**Extrait du texte**

Quel est le projet d’Ecclesia Cantic ?
Fr. Antoine Odendall : Nous rassemblons plus de 1 200 jeunes chanteurs, entre 18 et 35 ans, investis dans le chant liturgique dans les paroisses. Nous travaillons la polyphonie classique, le grégorien et des morceaux de répertoires plus modernes. La formation musicale est exigeante et assurée par des artistes professionnels. La plupart des jeunes ayant soif que cet engagement nourrisse leur foi, nous assurons aussi une formation spirituelle et doctrinale, notamment sur la liturgie. Il y a aussi une forte dimension missionnaire. En plus du concert organisé lors de nos rassemblements, nous allons chanter dans les rues : par la beauté,
on porte Dieu aux passants.
Dans le domaine de la musique sacrée, pourquoi vous concentrez-vous sur le chant en particulier ?
Le chant est vraiment à part dans la musique sacrée. Le fait d’utiliser des instruments dans la liturgie a longtemps fait l’objet d’une controverse dans l’Église, sûrement parce qu’instinctivement on considérait que c’est avec son corps que l’homme doit louer son Créateur, sans artifices. Si aujourd’hui nous ne doutons plus de la richesse qu’apportent les instruments dans la musique sacrée, le chant demeure central.
Le chant est-il plus naturel pour s’adresser à Dieu que la parole ?
On pourrait dire que le chant est le mode « par défaut » pour s’adresser à Dieu. De tout temps, à travers la plupart des cultures, l’homme chante pour parler à Dieu. Mais, chez les Latins, nous avons tendance à perdre de vue l’importance du chant dans la liturgie. C’est souvent le reproche que nous adressent les Orientaux : « Si vous chantez à la messe, nous, nous chantons la messe ! ». Ce n’est pas totalement injustifié ! Le chant ne doit pas seulement être décoratif et pastoral. Il permet de marquer une séparation claire entre le profane et le sacré. On le comprend instinctivement. Par exemple, si j’entre dans une boulangerie, et que je demande « une baguette pas trop cuite » en psalmodiant, la boulangère va me prendre pour un fou. À l’inverse, si la messe n’est que « parlée », quelle différence y a-t-il apparemment entre une prière au Tout-Puissant et les discussions du bistrot d’en face ? Il faut sérieusement nous demander de quelle manière il convient de s’adresser à Dieu. Si l’on songe un instant à la majesté divine, ce n’est pas anodin.

**Liste des données**

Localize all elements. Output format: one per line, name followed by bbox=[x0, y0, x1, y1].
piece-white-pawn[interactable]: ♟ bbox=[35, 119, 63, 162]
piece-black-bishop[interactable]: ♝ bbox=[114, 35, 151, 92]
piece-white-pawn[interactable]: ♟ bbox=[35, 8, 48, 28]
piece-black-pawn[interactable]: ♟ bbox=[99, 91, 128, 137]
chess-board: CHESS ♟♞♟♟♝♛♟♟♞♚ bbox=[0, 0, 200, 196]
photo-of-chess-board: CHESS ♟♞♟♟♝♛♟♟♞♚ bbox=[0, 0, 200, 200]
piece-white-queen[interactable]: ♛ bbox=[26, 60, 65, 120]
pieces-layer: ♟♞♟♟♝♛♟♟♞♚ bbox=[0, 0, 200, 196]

**Consigne**
Prolongez l'entretien consacré au chant liturgique en reprenant juste après sa dernière phrase.

**Réponse**
Le pape François, et Benoît XVI avant lui, ont beaucoup insisté sur l’importance du silence dans la liturgie. Quelle est, selon vous, la relation intime entre le chant et le silence ?
Paradoxalement, il ne faut pas opposer le chant et le silence dans la liturgie. Ils se nourrissent l’un l’autre, à tel point qu’on ne devrait pas les dissocier. Si un chant ne vient pas du silence, et qu’il n’y mène pas, il n’a pas sa place dans la liturgie. Idem pour le silence, d’ailleurs ! Si celui-ci est un néant, vide et ennuyeux, et non un profond cantique d’amour : il n’est pas non plus à sa place. La beauté parle aux profondeurs de l’âme. Quand cette même âme veut exprimer son adoration devant le mystère qui l’enseigne, parce qu’elle est limitée, il ne lui reste parfois que le silence. Mais ce silence est un chant, une louange de gloire (Éphésiens 1, 6).
Pourquoi avoir choisi de s’adresser particulièrement aux jeunes pour un tel projet ?
Sûrement parce que ce sont eux qui en ont le plus soif. Il y a un retour impressionnant d’une partie de la jeunesse au sacré. C’est une génération qui a été victime d’une véritable crise de la transmission, mais ce besoin vital de transcendance les pousse à revenir à Dieu. Évidemment, ce phénomène reste restreint mais il n’est pas négligeable, du moins dans la jeunesse catholique. Cette soif de sacré est excellente. Maintenant, il ne faut pas se cantonner à de l’esthétisme, mais enraciner sa foi dans une vie de prière et de charité authentiques. C’est le défi des années à venir.
Pour quelle raison avoir choisi le thème de l’Eucharistie pour ce rassemblement de 2025 ?
Dans la liturgie de l’Eucharistie, le Gloria et le Sanctus nous rappellent que nous sommes élevés dans les Cieux, pendant la messe, les neuf chœurs des anges mêlent leurs voix aux nôtres… C’est le sommet du culte que l’Église rend à Dieu. La beauté n’y est pas optionnelle : elle est le signe de notre amour et de notre gratitude. Le chant est aussi le signe de l’unité de l’Église : les voix de l’Église militante qui s’accordent, et se joignent à la louange de l’Église triomphante. Le Ciel sera si beau. La liturgie doit nous laisser deviner un peu de sa splendeur.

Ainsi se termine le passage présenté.